• [Description of the task]:
Beginning with the line that contains "What's the underlying", copy each subsequent line of the data below through the last one, including both ends but not the pictures.

• [Rows]:
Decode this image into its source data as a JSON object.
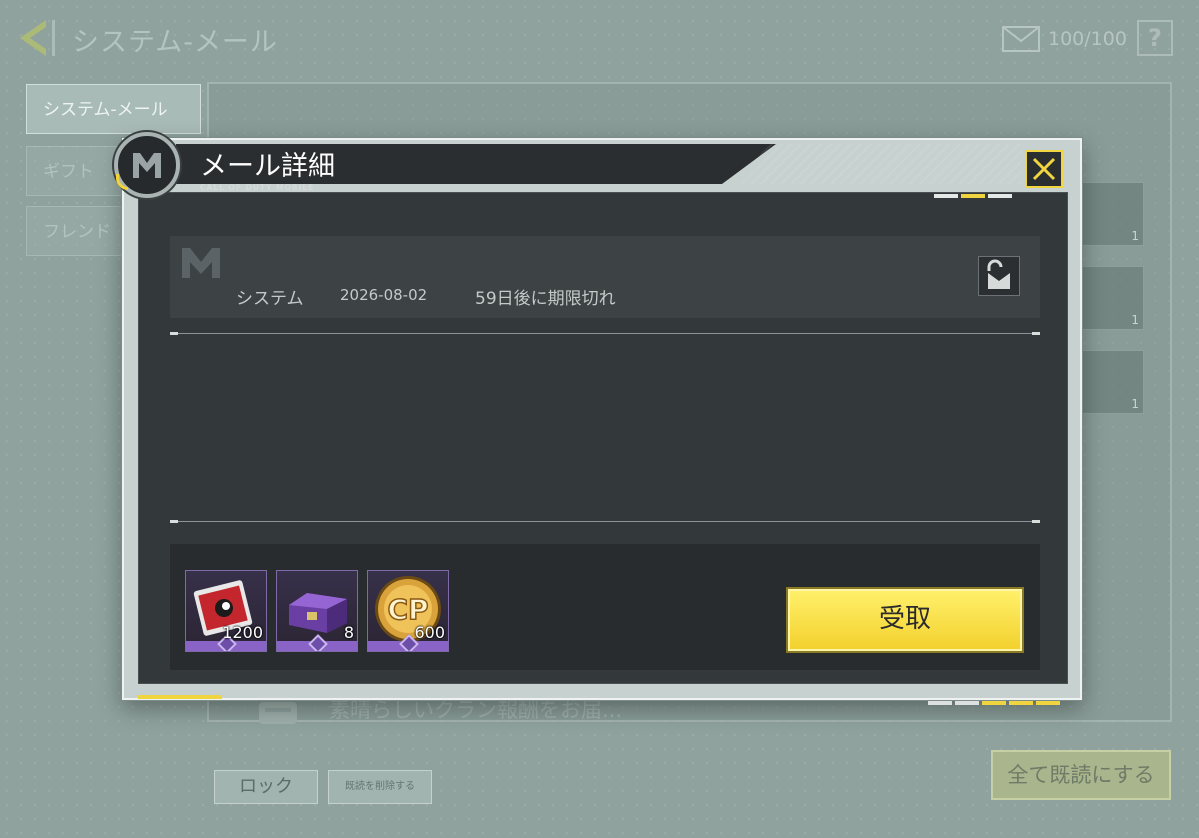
{
  "header": {
    "title": "システム-メール",
    "mail_count": "100/100",
    "help_label": "?"
  },
  "sidebar": {
    "tabs": [
      {
        "label": "システム-メール"
      },
      {
        "label": "ギフト"
      },
      {
        "label": "フレンド"
      }
    ]
  },
  "mail_list": {
    "items": [
      {
        "title": "素晴らしいクラン報酬をお届..."
      }
    ]
  },
  "background_rewards": [
    {
      "qty": "1"
    },
    {
      "qty": "1"
    },
    {
      "qty": "1"
    }
  ],
  "footer": {
    "lock_label": "ロック",
    "unlock_label": "既読を削除する",
    "read_all_label": "全て既読にする"
  },
  "dialog": {
    "title": "メール詳細",
    "subtitle": "CALL OF DUTY MOBILE",
    "sender": "システム",
    "date": "2026-08-02",
    "expire": "59日後に期限切れ",
    "body": "",
    "rewards": [
      {
        "icon": "card-ticket-icon",
        "qty": "1200"
      },
      {
        "icon": "purple-crate-icon",
        "qty": "8"
      },
      {
        "icon": "cp-coin-icon",
        "qty": "600"
      }
    ],
    "claim_label": "受取"
  },
  "colors": {
    "accent": "#f0d440",
    "dialog_bg": "#33383b",
    "overlay_bg": "#8fa29d",
    "reward_rarity": "#8a63c7"
  }
}
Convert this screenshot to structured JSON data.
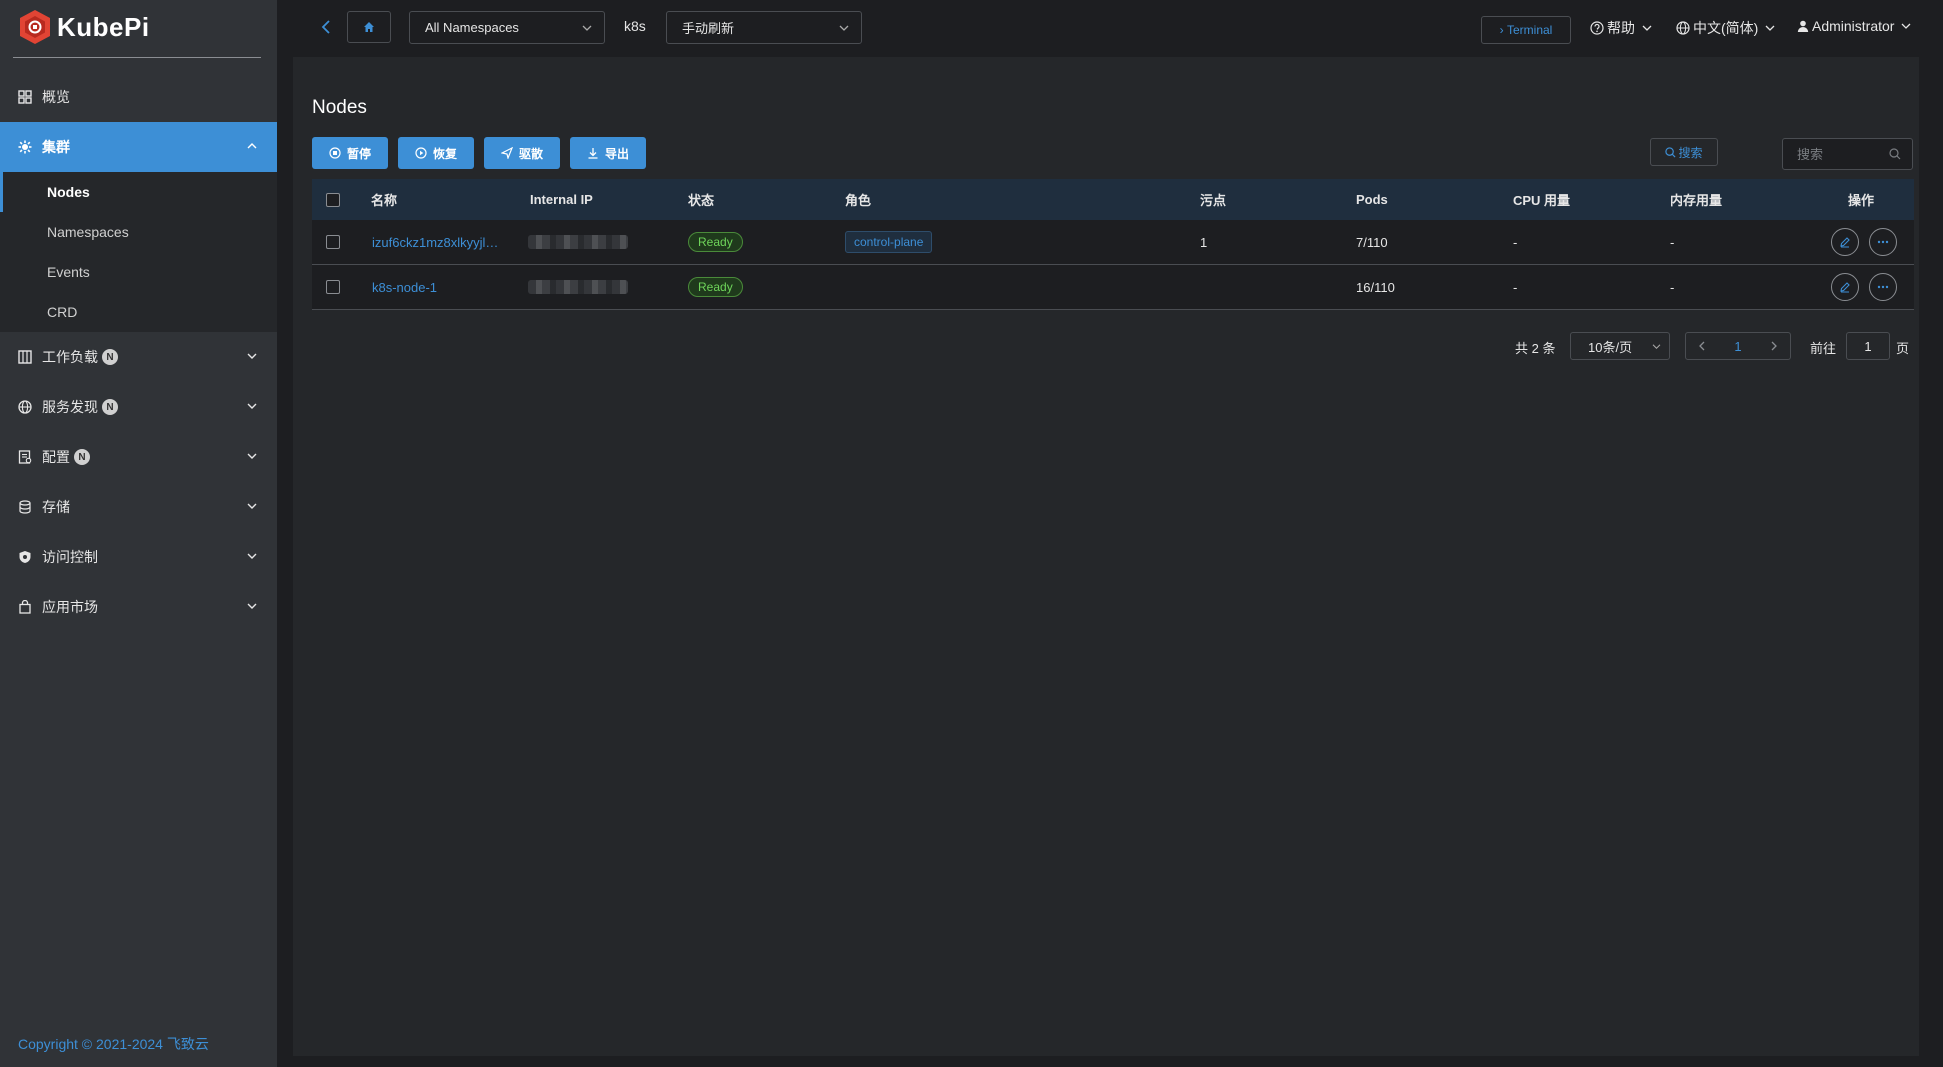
{
  "app": {
    "logo_text": "KubePi",
    "copyright": "Copyright © 2021-2024 飞致云"
  },
  "sidebar": {
    "items": [
      {
        "label": "概览",
        "icon": "dashboard-icon"
      },
      {
        "label": "集群",
        "icon": "cluster-icon",
        "active": true
      },
      {
        "label": "工作负载",
        "icon": "workload-icon",
        "badge": "N"
      },
      {
        "label": "服务发现",
        "icon": "globe-icon",
        "badge": "N"
      },
      {
        "label": "配置",
        "icon": "config-icon",
        "badge": "N"
      },
      {
        "label": "存储",
        "icon": "database-icon"
      },
      {
        "label": "访问控制",
        "icon": "shield-icon"
      },
      {
        "label": "应用市场",
        "icon": "bag-icon"
      }
    ],
    "cluster_sub": [
      "Nodes",
      "Namespaces",
      "Events",
      "CRD"
    ]
  },
  "topbar": {
    "namespace": "All Namespaces",
    "cluster": "k8s",
    "refresh": "手动刷新",
    "terminal": "Terminal",
    "help": "帮助",
    "language": "中文(简体)",
    "user": "Administrator"
  },
  "page": {
    "title": "Nodes",
    "actions": [
      "暂停",
      "恢复",
      "驱散",
      "导出"
    ],
    "search_button": "搜索",
    "search_placeholder": "搜索"
  },
  "table": {
    "headers": [
      "名称",
      "Internal IP",
      "状态",
      "角色",
      "污点",
      "Pods",
      "CPU 用量",
      "内存用量",
      "操作"
    ],
    "rows": [
      {
        "name": "izuf6ckz1mz8xlkyyjl…",
        "status": "Ready",
        "role": "control-plane",
        "taints": "1",
        "pods": "7/110",
        "cpu": "-",
        "mem": "-"
      },
      {
        "name": "k8s-node-1",
        "status": "Ready",
        "role": "",
        "taints": "",
        "pods": "16/110",
        "cpu": "-",
        "mem": "-"
      }
    ]
  },
  "pagination": {
    "total": "共 2 条",
    "page_size": "10条/页",
    "current": "1",
    "goto_prefix": "前往",
    "goto_value": "1",
    "goto_suffix": "页"
  },
  "colors": {
    "accent": "#3d8fd6",
    "sidebar_bg": "#303337",
    "ready_green": "#6ed45a"
  }
}
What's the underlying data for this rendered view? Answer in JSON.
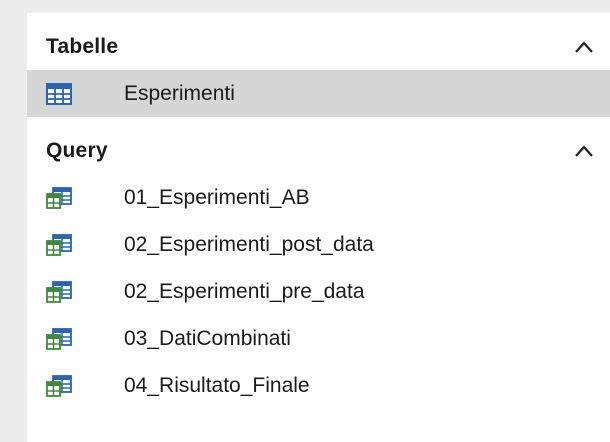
{
  "groups": [
    {
      "title": "Tabelle",
      "collapse_icon": "chevron-up-icon",
      "items": [
        {
          "label": "Esperimenti",
          "icon": "table-icon",
          "selected": true
        }
      ]
    },
    {
      "title": "Query",
      "collapse_icon": "chevron-up-icon",
      "items": [
        {
          "label": "01_Esperimenti_AB",
          "icon": "query-icon"
        },
        {
          "label": "02_Esperimenti_post_data",
          "icon": "query-icon"
        },
        {
          "label": "02_Esperimenti_pre_data",
          "icon": "query-icon"
        },
        {
          "label": "03_DatiCombinati",
          "icon": "query-icon"
        },
        {
          "label": "04_Risultato_Finale",
          "icon": "query-icon"
        }
      ]
    }
  ],
  "colors": {
    "selected_bg": "#d6d6d6",
    "table_icon": "#2b63b5",
    "query_icon_blue": "#2b63b5",
    "query_icon_green": "#3f8a3a"
  }
}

• [Task response]:
What's the underlying data for this rendered view? Answer in JSON.
{
  "groups": [
    {
      "title": "Tabelle",
      "collapse_icon": "chevron-up-icon",
      "items": [
        {
          "label": "Esperimenti",
          "icon": "table-icon",
          "selected": true
        }
      ]
    },
    {
      "title": "Query",
      "collapse_icon": "chevron-up-icon",
      "items": [
        {
          "label": "01_Esperimenti_AB",
          "icon": "query-icon"
        },
        {
          "label": "02_Esperimenti_post_data",
          "icon": "query-icon"
        },
        {
          "label": "02_Esperimenti_pre_data",
          "icon": "query-icon"
        },
        {
          "label": "03_DatiCombinati",
          "icon": "query-icon"
        },
        {
          "label": "04_Risultato_Finale",
          "icon": "query-icon"
        }
      ]
    }
  ],
  "colors": {
    "selected_bg": "#d6d6d6",
    "table_icon": "#2b63b5",
    "query_icon_blue": "#2b63b5",
    "query_icon_green": "#3f8a3a"
  }
}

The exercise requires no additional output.